Your instructions: Quote verbatim the lines of the data below, starting at the line that contains "y-tick-label: 85.00 k" and ending at the line that contains "y-tick-label: 80.00 k", with both of those lines included.
-------- Data to use
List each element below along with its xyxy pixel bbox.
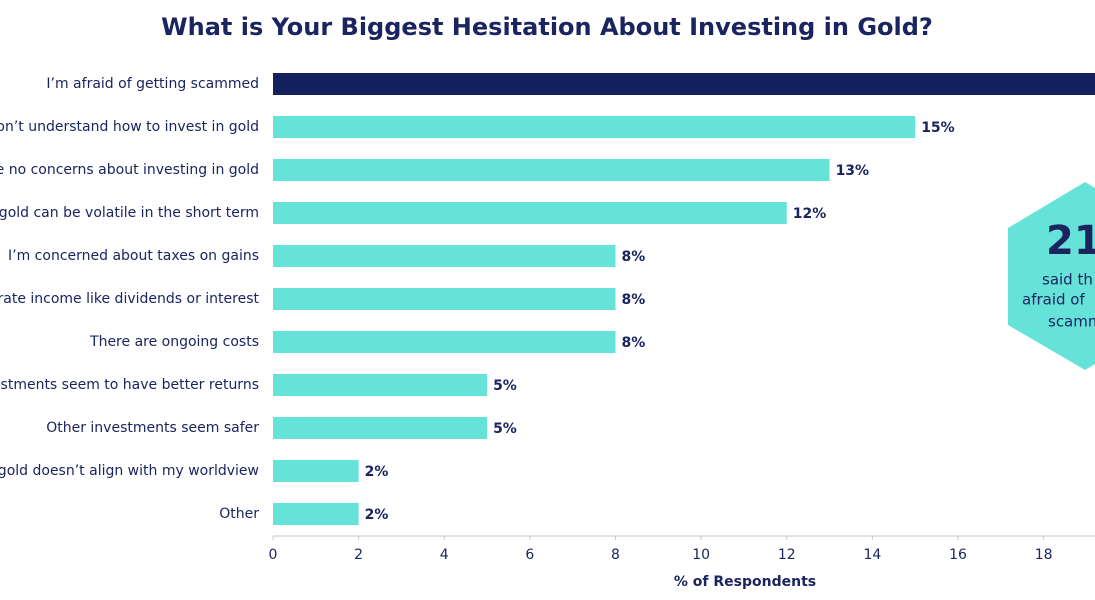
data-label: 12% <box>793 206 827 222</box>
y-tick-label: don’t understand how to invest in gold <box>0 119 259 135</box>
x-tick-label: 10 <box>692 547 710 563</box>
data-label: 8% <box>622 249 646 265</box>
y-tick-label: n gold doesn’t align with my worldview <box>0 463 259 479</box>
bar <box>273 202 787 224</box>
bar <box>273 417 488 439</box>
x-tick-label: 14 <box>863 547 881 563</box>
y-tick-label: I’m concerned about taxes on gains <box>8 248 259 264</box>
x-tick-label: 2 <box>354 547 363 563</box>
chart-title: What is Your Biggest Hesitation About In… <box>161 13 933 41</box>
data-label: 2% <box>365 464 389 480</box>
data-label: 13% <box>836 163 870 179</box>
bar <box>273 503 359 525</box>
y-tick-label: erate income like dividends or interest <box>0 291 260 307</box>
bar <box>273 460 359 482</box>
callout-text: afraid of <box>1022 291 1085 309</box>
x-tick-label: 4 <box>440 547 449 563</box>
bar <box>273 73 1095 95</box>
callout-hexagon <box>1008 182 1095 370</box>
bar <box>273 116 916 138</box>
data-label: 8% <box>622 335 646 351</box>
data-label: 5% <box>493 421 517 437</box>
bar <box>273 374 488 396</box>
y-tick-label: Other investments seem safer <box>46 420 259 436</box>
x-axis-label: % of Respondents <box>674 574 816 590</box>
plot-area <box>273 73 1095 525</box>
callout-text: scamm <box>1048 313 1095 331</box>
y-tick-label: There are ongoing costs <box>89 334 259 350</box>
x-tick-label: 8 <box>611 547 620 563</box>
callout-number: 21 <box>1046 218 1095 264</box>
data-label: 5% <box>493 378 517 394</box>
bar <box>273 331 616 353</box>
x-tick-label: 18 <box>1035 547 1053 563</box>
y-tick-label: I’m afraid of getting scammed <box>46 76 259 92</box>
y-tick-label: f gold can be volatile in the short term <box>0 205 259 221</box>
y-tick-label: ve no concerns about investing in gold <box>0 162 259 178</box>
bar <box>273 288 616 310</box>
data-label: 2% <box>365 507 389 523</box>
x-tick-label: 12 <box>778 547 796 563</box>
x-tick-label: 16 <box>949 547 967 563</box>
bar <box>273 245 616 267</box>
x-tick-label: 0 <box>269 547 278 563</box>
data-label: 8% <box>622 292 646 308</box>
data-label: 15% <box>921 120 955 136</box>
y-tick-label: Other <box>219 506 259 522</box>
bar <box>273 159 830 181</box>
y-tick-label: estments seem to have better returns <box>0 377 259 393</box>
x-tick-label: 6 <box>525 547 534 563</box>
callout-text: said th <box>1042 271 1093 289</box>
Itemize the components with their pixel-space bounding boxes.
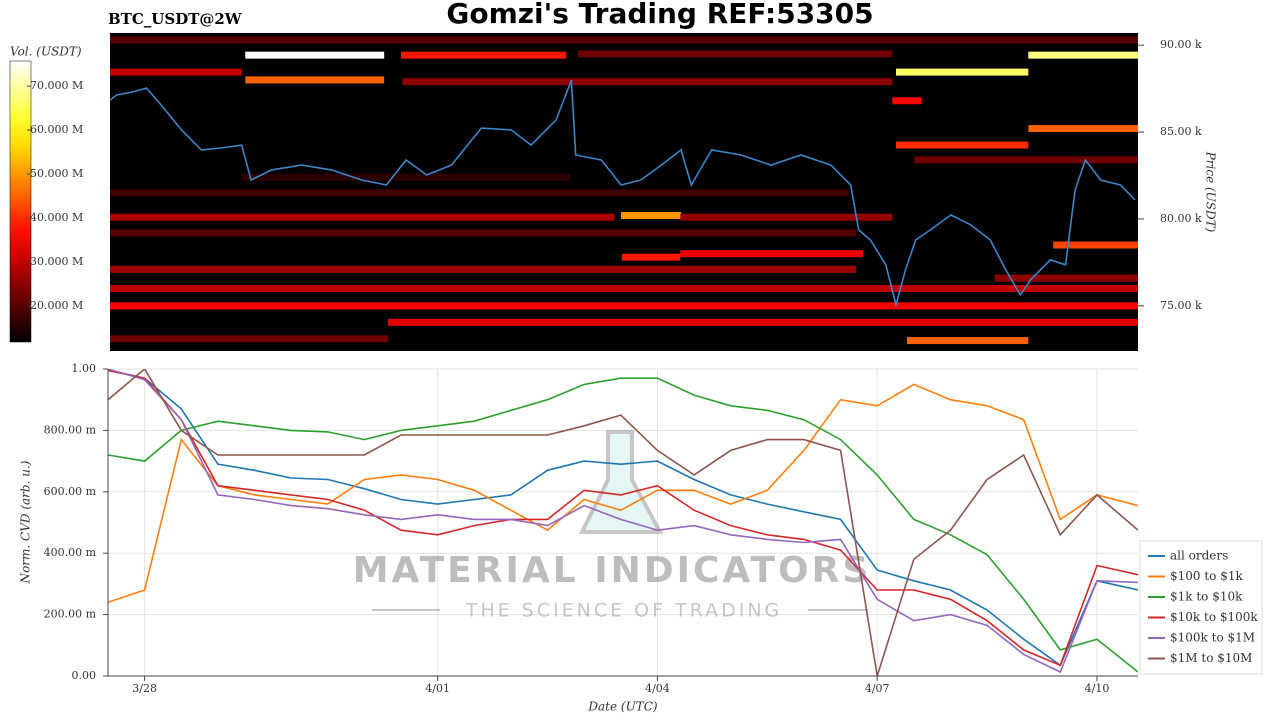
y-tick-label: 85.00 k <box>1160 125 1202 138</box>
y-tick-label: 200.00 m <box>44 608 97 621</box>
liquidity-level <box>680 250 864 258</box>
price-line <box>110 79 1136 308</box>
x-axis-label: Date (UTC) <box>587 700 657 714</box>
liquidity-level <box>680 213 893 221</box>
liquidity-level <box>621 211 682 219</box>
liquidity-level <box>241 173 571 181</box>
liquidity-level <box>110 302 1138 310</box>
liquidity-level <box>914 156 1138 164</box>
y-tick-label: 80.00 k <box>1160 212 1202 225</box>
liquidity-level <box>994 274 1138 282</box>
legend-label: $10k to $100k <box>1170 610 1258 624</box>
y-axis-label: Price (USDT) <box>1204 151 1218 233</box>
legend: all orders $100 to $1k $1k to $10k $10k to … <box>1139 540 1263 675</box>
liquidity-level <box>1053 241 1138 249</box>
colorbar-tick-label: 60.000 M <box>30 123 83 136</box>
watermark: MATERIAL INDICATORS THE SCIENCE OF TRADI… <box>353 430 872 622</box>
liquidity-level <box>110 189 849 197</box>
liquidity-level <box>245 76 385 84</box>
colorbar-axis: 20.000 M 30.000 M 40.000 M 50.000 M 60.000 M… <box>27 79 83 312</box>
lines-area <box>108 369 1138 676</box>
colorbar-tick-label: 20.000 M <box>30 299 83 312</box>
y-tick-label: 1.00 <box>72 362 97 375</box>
----------------
Response below:
y-tick-label: 85.00 k <box>1160 125 1202 138</box>
y-tick-label: 200.00 m <box>44 608 97 621</box>
liquidity-level <box>680 250 864 258</box>
price-line <box>110 79 1136 308</box>
x-axis-label: Date (UTC) <box>587 700 657 714</box>
liquidity-level <box>680 213 893 221</box>
liquidity-level <box>621 211 682 219</box>
liquidity-level <box>241 173 571 181</box>
liquidity-level <box>110 302 1138 310</box>
liquidity-level <box>914 156 1138 164</box>
y-tick-label: 80.00 k <box>1160 212 1202 225</box>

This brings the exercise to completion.